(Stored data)
BEGIN

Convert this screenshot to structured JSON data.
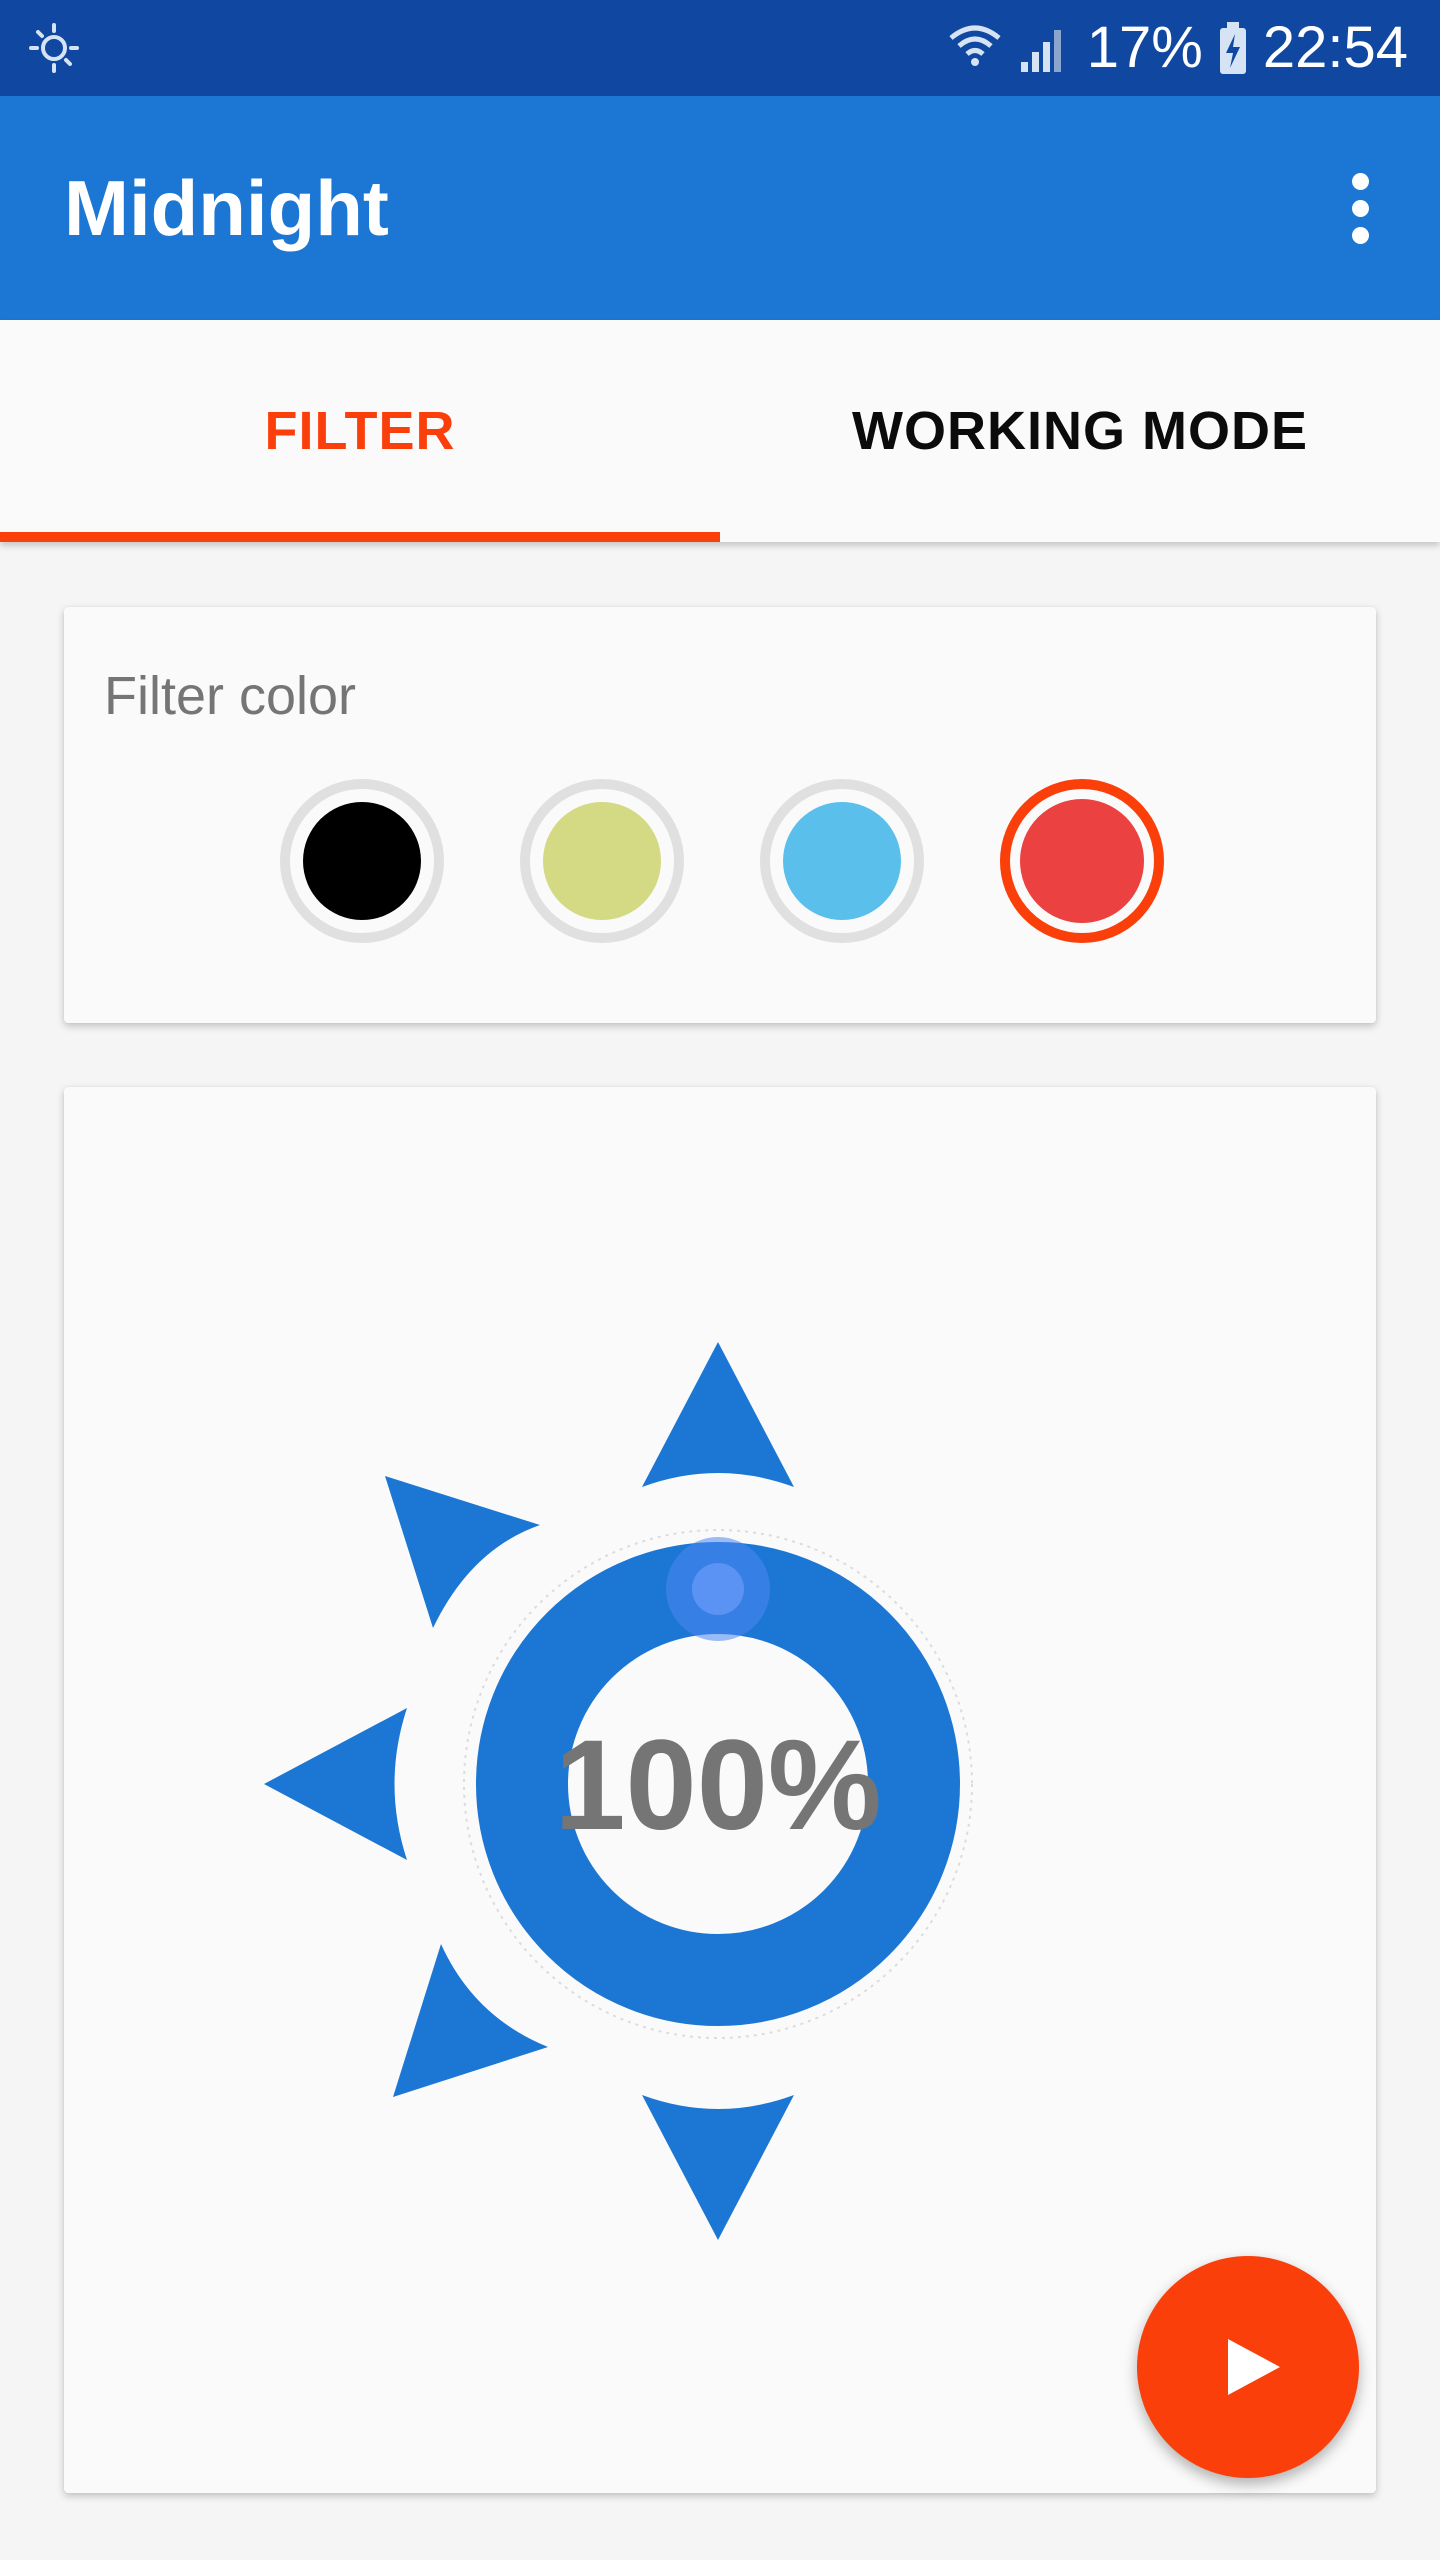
{
  "status_bar": {
    "battery": "17%",
    "time": "22:54",
    "icons": [
      "brightness-icon",
      "wifi-icon",
      "cellular-signal-icon",
      "battery-charging-icon"
    ]
  },
  "app_bar": {
    "title": "Midnight",
    "menu_icon": "more-vert-icon"
  },
  "tabs": [
    {
      "label": "FILTER",
      "selected": true
    },
    {
      "label": "WORKING MODE",
      "selected": false
    }
  ],
  "filter_color": {
    "title": "Filter color",
    "swatches": [
      {
        "name": "black",
        "color": "#000000",
        "selected": false
      },
      {
        "name": "yellow",
        "color": "#d4d984",
        "selected": false
      },
      {
        "name": "blue",
        "color": "#5bbfec",
        "selected": false
      },
      {
        "name": "red",
        "color": "#ec4141",
        "selected": true
      }
    ]
  },
  "intensity": {
    "value_text": "100%",
    "value": 1.0
  },
  "fab": {
    "icon": "play-icon"
  },
  "colors": {
    "primary": "#1c77d4",
    "primary_dark": "#0f47a1",
    "accent": "#fa3f0b"
  }
}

END

WORK TO BE COMPLETED: In the entries above, find the lines containing the word "name" and say how many there are, with no other words.

THE ANSWER: 4